Rows from a figure dataset:
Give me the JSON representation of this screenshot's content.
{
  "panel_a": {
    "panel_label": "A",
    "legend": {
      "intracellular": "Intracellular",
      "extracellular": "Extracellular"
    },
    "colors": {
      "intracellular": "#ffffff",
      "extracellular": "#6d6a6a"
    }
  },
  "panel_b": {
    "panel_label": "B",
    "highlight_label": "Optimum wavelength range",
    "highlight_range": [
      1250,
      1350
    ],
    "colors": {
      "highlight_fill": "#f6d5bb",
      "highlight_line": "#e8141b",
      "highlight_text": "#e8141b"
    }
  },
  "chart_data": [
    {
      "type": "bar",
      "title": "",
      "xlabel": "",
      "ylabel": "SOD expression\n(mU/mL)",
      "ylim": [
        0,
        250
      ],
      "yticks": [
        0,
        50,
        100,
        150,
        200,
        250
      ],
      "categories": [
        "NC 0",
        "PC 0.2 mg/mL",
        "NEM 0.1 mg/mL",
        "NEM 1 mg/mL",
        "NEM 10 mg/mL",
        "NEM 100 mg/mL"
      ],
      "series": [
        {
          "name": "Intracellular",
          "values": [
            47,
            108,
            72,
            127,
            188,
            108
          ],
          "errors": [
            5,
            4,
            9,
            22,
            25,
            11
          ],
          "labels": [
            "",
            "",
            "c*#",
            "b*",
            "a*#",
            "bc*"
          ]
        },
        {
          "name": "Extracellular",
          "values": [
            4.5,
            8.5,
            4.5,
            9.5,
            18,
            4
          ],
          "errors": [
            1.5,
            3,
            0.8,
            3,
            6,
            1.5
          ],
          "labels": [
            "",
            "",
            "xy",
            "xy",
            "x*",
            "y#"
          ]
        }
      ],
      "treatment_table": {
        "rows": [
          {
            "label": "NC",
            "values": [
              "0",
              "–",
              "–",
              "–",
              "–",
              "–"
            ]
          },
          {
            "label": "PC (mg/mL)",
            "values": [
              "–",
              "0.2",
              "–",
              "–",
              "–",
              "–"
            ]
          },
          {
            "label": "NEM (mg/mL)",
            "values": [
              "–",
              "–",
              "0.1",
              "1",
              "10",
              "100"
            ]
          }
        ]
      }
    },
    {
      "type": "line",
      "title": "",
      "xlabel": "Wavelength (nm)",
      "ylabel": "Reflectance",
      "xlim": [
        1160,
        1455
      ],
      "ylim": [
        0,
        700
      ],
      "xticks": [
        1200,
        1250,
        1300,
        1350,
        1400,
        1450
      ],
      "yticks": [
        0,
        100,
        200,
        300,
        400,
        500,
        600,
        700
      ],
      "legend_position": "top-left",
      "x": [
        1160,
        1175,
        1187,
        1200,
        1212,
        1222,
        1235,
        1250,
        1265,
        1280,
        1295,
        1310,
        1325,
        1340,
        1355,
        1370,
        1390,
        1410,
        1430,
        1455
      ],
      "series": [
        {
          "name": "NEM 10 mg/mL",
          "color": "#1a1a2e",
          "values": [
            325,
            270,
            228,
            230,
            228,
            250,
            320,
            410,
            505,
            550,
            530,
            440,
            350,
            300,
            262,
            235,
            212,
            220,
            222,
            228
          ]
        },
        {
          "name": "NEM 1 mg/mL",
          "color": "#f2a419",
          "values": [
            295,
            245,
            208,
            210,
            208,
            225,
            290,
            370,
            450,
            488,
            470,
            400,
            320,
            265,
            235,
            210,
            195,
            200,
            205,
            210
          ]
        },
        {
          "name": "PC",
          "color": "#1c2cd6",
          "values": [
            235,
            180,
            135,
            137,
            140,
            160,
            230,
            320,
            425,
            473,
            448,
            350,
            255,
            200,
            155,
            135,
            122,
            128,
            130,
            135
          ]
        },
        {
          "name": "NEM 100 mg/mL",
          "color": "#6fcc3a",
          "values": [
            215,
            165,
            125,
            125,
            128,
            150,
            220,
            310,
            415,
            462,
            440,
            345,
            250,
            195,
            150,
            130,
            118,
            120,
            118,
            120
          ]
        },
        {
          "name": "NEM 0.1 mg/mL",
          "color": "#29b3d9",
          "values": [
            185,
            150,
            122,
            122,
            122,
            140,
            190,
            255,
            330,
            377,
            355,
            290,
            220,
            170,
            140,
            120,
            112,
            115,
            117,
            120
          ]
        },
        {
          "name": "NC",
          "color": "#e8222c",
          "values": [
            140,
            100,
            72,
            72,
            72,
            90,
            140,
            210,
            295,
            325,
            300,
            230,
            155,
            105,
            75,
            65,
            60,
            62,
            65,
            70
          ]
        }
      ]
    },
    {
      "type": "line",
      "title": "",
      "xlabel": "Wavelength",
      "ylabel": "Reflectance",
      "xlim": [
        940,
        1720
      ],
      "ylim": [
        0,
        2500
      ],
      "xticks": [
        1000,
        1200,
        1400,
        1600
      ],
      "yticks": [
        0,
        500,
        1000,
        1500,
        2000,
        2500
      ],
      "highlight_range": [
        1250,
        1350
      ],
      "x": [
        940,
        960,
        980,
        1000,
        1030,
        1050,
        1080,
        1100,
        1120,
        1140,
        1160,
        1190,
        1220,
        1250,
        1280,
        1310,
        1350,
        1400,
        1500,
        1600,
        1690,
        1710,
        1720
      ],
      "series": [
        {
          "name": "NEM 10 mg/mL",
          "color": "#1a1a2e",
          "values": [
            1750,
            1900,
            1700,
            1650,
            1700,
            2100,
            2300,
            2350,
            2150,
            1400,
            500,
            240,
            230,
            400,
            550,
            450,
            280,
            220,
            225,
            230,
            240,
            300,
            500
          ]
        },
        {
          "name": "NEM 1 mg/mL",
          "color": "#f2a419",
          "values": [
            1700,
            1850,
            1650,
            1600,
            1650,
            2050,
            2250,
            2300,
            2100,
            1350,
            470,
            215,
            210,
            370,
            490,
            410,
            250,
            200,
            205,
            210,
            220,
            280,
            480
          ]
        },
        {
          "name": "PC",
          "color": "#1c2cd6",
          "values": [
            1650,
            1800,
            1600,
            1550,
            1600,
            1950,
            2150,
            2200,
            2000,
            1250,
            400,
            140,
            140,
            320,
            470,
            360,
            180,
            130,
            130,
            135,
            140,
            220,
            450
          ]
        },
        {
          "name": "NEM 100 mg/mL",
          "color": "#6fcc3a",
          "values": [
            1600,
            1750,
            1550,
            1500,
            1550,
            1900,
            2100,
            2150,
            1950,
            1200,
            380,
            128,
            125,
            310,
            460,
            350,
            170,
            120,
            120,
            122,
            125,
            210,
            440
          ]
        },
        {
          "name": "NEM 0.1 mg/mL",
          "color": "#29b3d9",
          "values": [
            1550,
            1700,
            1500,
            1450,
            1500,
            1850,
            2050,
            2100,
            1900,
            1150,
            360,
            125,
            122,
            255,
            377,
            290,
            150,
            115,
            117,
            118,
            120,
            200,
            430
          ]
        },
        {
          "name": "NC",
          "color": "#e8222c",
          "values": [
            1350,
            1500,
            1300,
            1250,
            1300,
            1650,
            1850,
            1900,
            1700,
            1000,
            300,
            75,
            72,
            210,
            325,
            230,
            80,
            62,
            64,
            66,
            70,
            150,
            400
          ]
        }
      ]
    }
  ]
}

*WORK TO BE COMPLETED:* Write out the full listing exactly as given.

*WRITTEN REPLY:*
Give me the JSON representation of this screenshot's content.
{
  "panel_a": {
    "panel_label": "A",
    "legend": {
      "intracellular": "Intracellular",
      "extracellular": "Extracellular"
    },
    "colors": {
      "intracellular": "#ffffff",
      "extracellular": "#6d6a6a"
    }
  },
  "panel_b": {
    "panel_label": "B",
    "highlight_label": "Optimum wavelength range",
    "highlight_range": [
      1250,
      1350
    ],
    "colors": {
      "highlight_fill": "#f6d5bb",
      "highlight_line": "#e8141b",
      "highlight_text": "#e8141b"
    }
  },
  "chart_data": [
    {
      "type": "bar",
      "title": "",
      "xlabel": "",
      "ylabel": "SOD expression\n(mU/mL)",
      "ylim": [
        0,
        250
      ],
      "yticks": [
        0,
        50,
        100,
        150,
        200,
        250
      ],
      "categories": [
        "NC 0",
        "PC 0.2 mg/mL",
        "NEM 0.1 mg/mL",
        "NEM 1 mg/mL",
        "NEM 10 mg/mL",
        "NEM 100 mg/mL"
      ],
      "series": [
        {
          "name": "Intracellular",
          "values": [
            47,
            108,
            72,
            127,
            188,
            108
          ],
          "errors": [
            5,
            4,
            9,
            22,
            25,
            11
          ],
          "labels": [
            "",
            "",
            "c*#",
            "b*",
            "a*#",
            "bc*"
          ]
        },
        {
          "name": "Extracellular",
          "values": [
            4.5,
            8.5,
            4.5,
            9.5,
            18,
            4
          ],
          "errors": [
            1.5,
            3,
            0.8,
            3,
            6,
            1.5
          ],
          "labels": [
            "",
            "",
            "xy",
            "xy",
            "x*",
            "y#"
          ]
        }
      ],
      "treatment_table": {
        "rows": [
          {
            "label": "NC",
            "values": [
              "0",
              "–",
              "–",
              "–",
              "–",
              "–"
            ]
          },
          {
            "label": "PC (mg/mL)",
            "values": [
              "–",
              "0.2",
              "–",
              "–",
              "–",
              "–"
            ]
          },
          {
            "label": "NEM (mg/mL)",
            "values": [
              "–",
              "–",
              "0.1",
              "1",
              "10",
              "100"
            ]
          }
        ]
      }
    },
    {
      "type": "line",
      "title": "",
      "xlabel": "Wavelength (nm)",
      "ylabel": "Reflectance",
      "xlim": [
        1160,
        1455
      ],
      "ylim": [
        0,
        700
      ],
      "xticks": [
        1200,
        1250,
        1300,
        1350,
        1400,
        1450
      ],
      "yticks": [
        0,
        100,
        200,
        300,
        400,
        500,
        600,
        700
      ],
      "legend_position": "top-left",
      "x": [
        1160,
        1175,
        1187,
        1200,
        1212,
        1222,
        1235,
        1250,
        1265,
        1280,
        1295,
        1310,
        1325,
        1340,
        1355,
        1370,
        1390,
        1410,
        1430,
        1455
      ],
      "series": [
        {
          "name": "NEM 10 mg/mL",
          "color": "#1a1a2e",
          "values": [
            325,
            270,
            228,
            230,
            228,
            250,
            320,
            410,
            505,
            550,
            530,
            440,
            350,
            300,
            262,
            235,
            212,
            220,
            222,
            228
          ]
        },
        {
          "name": "NEM 1 mg/mL",
          "color": "#f2a419",
          "values": [
            295,
            245,
            208,
            210,
            208,
            225,
            290,
            370,
            450,
            488,
            470,
            400,
            320,
            265,
            235,
            210,
            195,
            200,
            205,
            210
          ]
        },
        {
          "name": "PC",
          "color": "#1c2cd6",
          "values": [
            235,
            180,
            135,
            137,
            140,
            160,
            230,
            320,
            425,
            473,
            448,
            350,
            255,
            200,
            155,
            135,
            122,
            128,
            130,
            135
          ]
        },
        {
          "name": "NEM 100 mg/mL",
          "color": "#6fcc3a",
          "values": [
            215,
            165,
            125,
            125,
            128,
            150,
            220,
            310,
            415,
            462,
            440,
            345,
            250,
            195,
            150,
            130,
            118,
            120,
            118,
            120
          ]
        },
        {
          "name": "NEM 0.1 mg/mL",
          "color": "#29b3d9",
          "values": [
            185,
            150,
            122,
            122,
            122,
            140,
            190,
            255,
            330,
            377,
            355,
            290,
            220,
            170,
            140,
            120,
            112,
            115,
            117,
            120
          ]
        },
        {
          "name": "NC",
          "color": "#e8222c",
          "values": [
            140,
            100,
            72,
            72,
            72,
            90,
            140,
            210,
            295,
            325,
            300,
            230,
            155,
            105,
            75,
            65,
            60,
            62,
            65,
            70
          ]
        }
      ]
    },
    {
      "type": "line",
      "title": "",
      "xlabel": "Wavelength",
      "ylabel": "Reflectance",
      "xlim": [
        940,
        1720
      ],
      "ylim": [
        0,
        2500
      ],
      "xticks": [
        1000,
        1200,
        1400,
        1600
      ],
      "yticks": [
        0,
        500,
        1000,
        1500,
        2000,
        2500
      ],
      "highlight_range": [
        1250,
        1350
      ],
      "x": [
        940,
        960,
        980,
        1000,
        1030,
        1050,
        1080,
        1100,
        1120,
        1140,
        1160,
        1190,
        1220,
        1250,
        1280,
        1310,
        1350,
        1400,
        1500,
        1600,
        1690,
        1710,
        1720
      ],
      "series": [
        {
          "name": "NEM 10 mg/mL",
          "color": "#1a1a2e",
          "values": [
            1750,
            1900,
            1700,
            1650,
            1700,
            2100,
            2300,
            2350,
            2150,
            1400,
            500,
            240,
            230,
            400,
            550,
            450,
            280,
            220,
            225,
            230,
            240,
            300,
            500
          ]
        },
        {
          "name": "NEM 1 mg/mL",
          "color": "#f2a419",
          "values": [
            1700,
            1850,
            1650,
            1600,
            1650,
            2050,
            2250,
            2300,
            2100,
            1350,
            470,
            215,
            210,
            370,
            490,
            410,
            250,
            200,
            205,
            210,
            220,
            280,
            480
          ]
        },
        {
          "name": "PC",
          "color": "#1c2cd6",
          "values": [
            1650,
            1800,
            1600,
            1550,
            1600,
            1950,
            2150,
            2200,
            2000,
            1250,
            400,
            140,
            140,
            320,
            470,
            360,
            180,
            130,
            130,
            135,
            140,
            220,
            450
          ]
        },
        {
          "name": "NEM 100 mg/mL",
          "color": "#6fcc3a",
          "values": [
            1600,
            1750,
            1550,
            1500,
            1550,
            1900,
            2100,
            2150,
            1950,
            1200,
            380,
            128,
            125,
            310,
            460,
            350,
            170,
            120,
            120,
            122,
            125,
            210,
            440
          ]
        },
        {
          "name": "NEM 0.1 mg/mL",
          "color": "#29b3d9",
          "values": [
            1550,
            1700,
            1500,
            1450,
            1500,
            1850,
            2050,
            2100,
            1900,
            1150,
            360,
            125,
            122,
            255,
            377,
            290,
            150,
            115,
            117,
            118,
            120,
            200,
            430
          ]
        },
        {
          "name": "NC",
          "color": "#e8222c",
          "values": [
            1350,
            1500,
            1300,
            1250,
            1300,
            1650,
            1850,
            1900,
            1700,
            1000,
            300,
            75,
            72,
            210,
            325,
            230,
            80,
            62,
            64,
            66,
            70,
            150,
            400
          ]
        }
      ]
    }
  ]
}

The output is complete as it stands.